═══ Provided material ═══

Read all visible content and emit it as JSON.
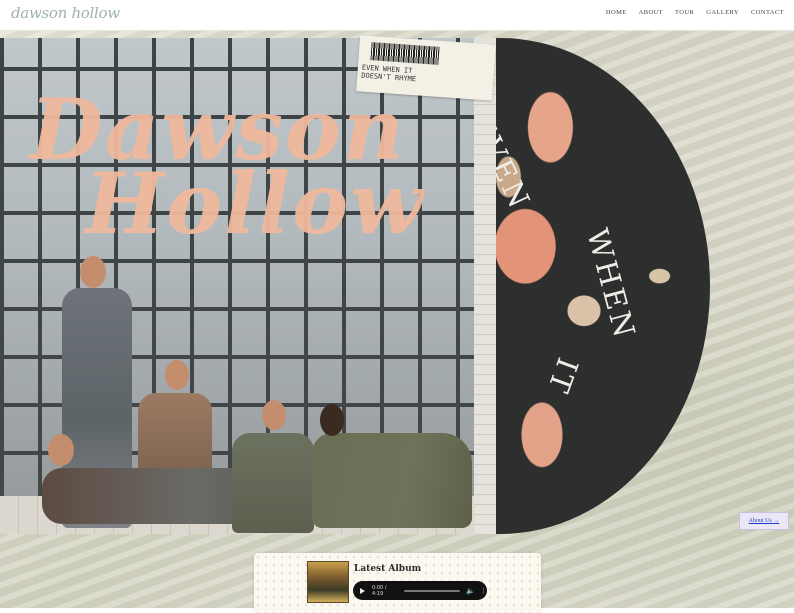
{
  "header": {
    "logo": "dawson hollow",
    "nav": [
      "HOME",
      "ABOUT",
      "TOUR",
      "GALLERY",
      "CONTACT"
    ]
  },
  "hero": {
    "band_title_line1": "Dawson",
    "band_title_line2": "Hollow",
    "vinyl_words": [
      "EVEN",
      "WHEN",
      "IT"
    ],
    "sticker_text_line1": "EVEN WHEN IT",
    "sticker_text_line2": "DOESN'T RHYME"
  },
  "about_button": "About Us →",
  "album": {
    "heading": "Latest Album",
    "time": "0:00 / 4:19"
  },
  "colors": {
    "logo": "#9cb3ad",
    "title_peach": "#efb99e",
    "vinyl_dark": "#2c2f2d"
  }
}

═══

● Exercise:
Output all of the data exactly as it stands, minus any images.

● Exercise result:
Read all visible content and emit it as JSON.
{
  "header": {
    "logo": "dawson hollow",
    "nav": [
      "HOME",
      "ABOUT",
      "TOUR",
      "GALLERY",
      "CONTACT"
    ]
  },
  "hero": {
    "band_title_line1": "Dawson",
    "band_title_line2": "Hollow",
    "vinyl_words": [
      "EVEN",
      "WHEN",
      "IT"
    ],
    "sticker_text_line1": "EVEN WHEN IT",
    "sticker_text_line2": "DOESN'T RHYME"
  },
  "about_button": "About Us →",
  "album": {
    "heading": "Latest Album",
    "time": "0:00 / 4:19"
  },
  "colors": {
    "logo": "#9cb3ad",
    "title_peach": "#efb99e",
    "vinyl_dark": "#2c2f2d"
  }
}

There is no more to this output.